TASK STATEMENT >> Transcribe every line exactly. Leave the pictures behind.

[Stored entries]
———
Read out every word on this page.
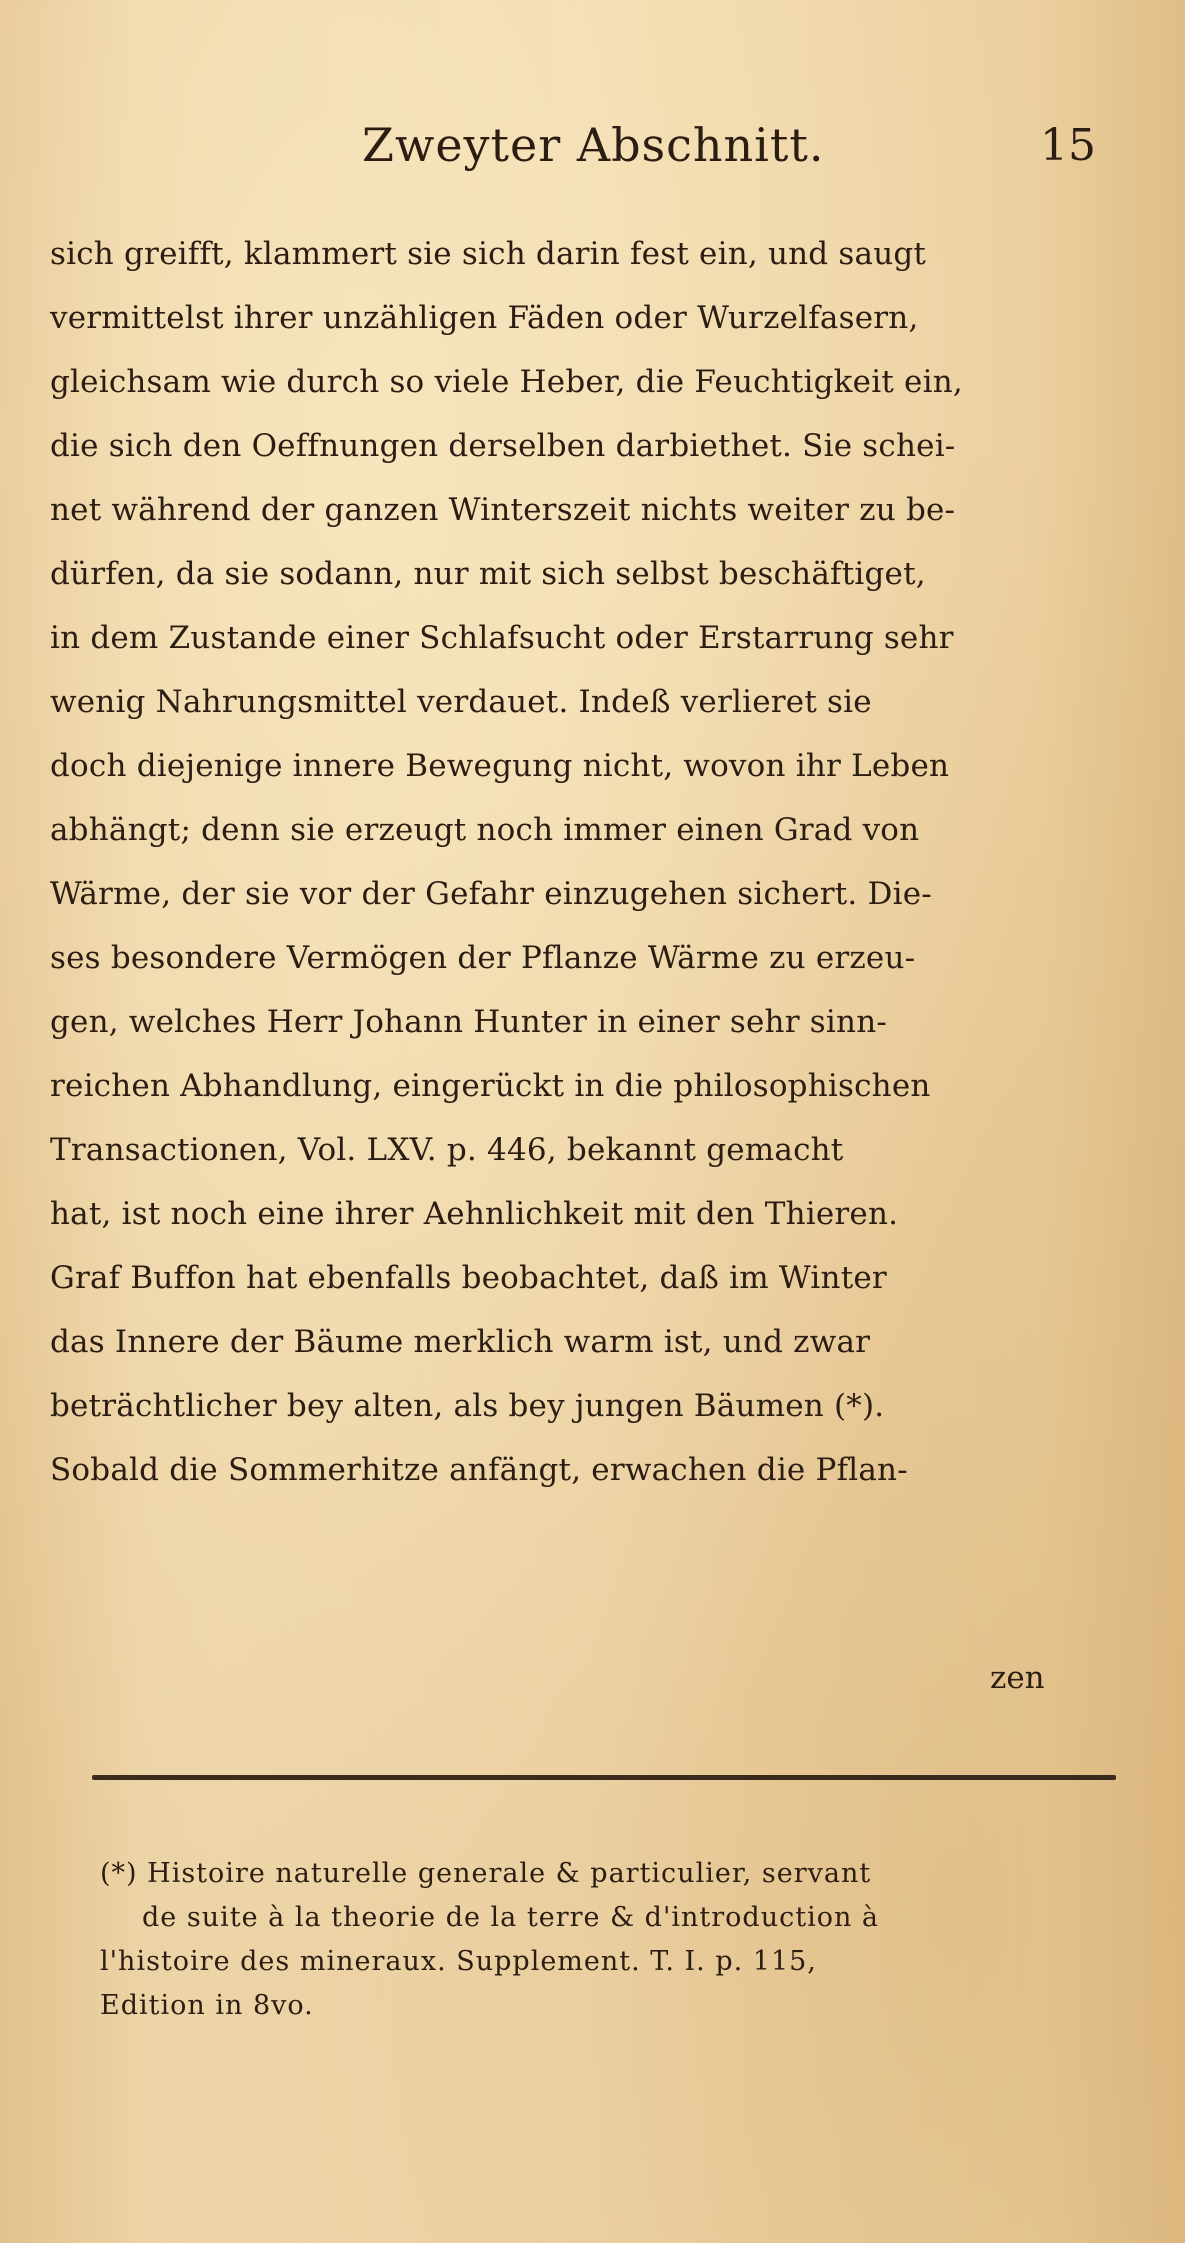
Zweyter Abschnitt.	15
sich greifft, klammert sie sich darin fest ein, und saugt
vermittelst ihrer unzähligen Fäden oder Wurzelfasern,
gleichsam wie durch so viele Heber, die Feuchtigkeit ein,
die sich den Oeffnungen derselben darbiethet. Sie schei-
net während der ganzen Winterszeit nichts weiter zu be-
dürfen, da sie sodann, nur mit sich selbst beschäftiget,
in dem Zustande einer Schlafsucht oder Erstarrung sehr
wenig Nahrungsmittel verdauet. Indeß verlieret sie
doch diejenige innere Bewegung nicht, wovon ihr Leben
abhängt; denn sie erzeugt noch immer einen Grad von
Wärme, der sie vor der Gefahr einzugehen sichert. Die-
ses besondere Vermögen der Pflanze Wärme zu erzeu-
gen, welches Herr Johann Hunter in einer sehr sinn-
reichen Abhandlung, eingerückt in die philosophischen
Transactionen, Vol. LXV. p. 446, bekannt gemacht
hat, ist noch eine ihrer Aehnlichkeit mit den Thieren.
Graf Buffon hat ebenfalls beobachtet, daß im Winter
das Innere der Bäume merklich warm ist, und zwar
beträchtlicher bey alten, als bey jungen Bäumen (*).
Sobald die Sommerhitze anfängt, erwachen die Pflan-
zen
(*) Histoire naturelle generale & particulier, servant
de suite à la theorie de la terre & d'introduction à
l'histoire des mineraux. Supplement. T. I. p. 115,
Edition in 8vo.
———
FINISHED TASK >>
Read out every word on this page.
Zweyter Abschnitt.	15
sich greifft, klammert sie sich darin fest ein, und saugt
vermittelst ihrer unzähligen Fäden oder Wurzelfasern,
gleichsam wie durch so viele Heber, die Feuchtigkeit ein,
die sich den Oeffnungen derselben darbiethet. Sie schei-
net während der ganzen Winterszeit nichts weiter zu be-
dürfen, da sie sodann, nur mit sich selbst beschäftiget,
in dem Zustande einer Schlafsucht oder Erstarrung sehr
wenig Nahrungsmittel verdauet. Indeß verlieret sie
doch diejenige innere Bewegung nicht, wovon ihr Leben
abhängt; denn sie erzeugt noch immer einen Grad von
Wärme, der sie vor der Gefahr einzugehen sichert. Die-
ses besondere Vermögen der Pflanze Wärme zu erzeu-
gen, welches Herr Johann Hunter in einer sehr sinn-
reichen Abhandlung, eingerückt in die philosophischen
Transactionen, Vol. LXV. p. 446, bekannt gemacht
hat, ist noch eine ihrer Aehnlichkeit mit den Thieren.
Graf Buffon hat ebenfalls beobachtet, daß im Winter
das Innere der Bäume merklich warm ist, und zwar
beträchtlicher bey alten, als bey jungen Bäumen (*).
Sobald die Sommerhitze anfängt, erwachen die Pflan-
zen
(*) Histoire naturelle generale & particulier, servant
de suite à la theorie de la terre & d'introduction à
l'histoire des mineraux. Supplement. T. I. p. 115,
Edition in 8vo.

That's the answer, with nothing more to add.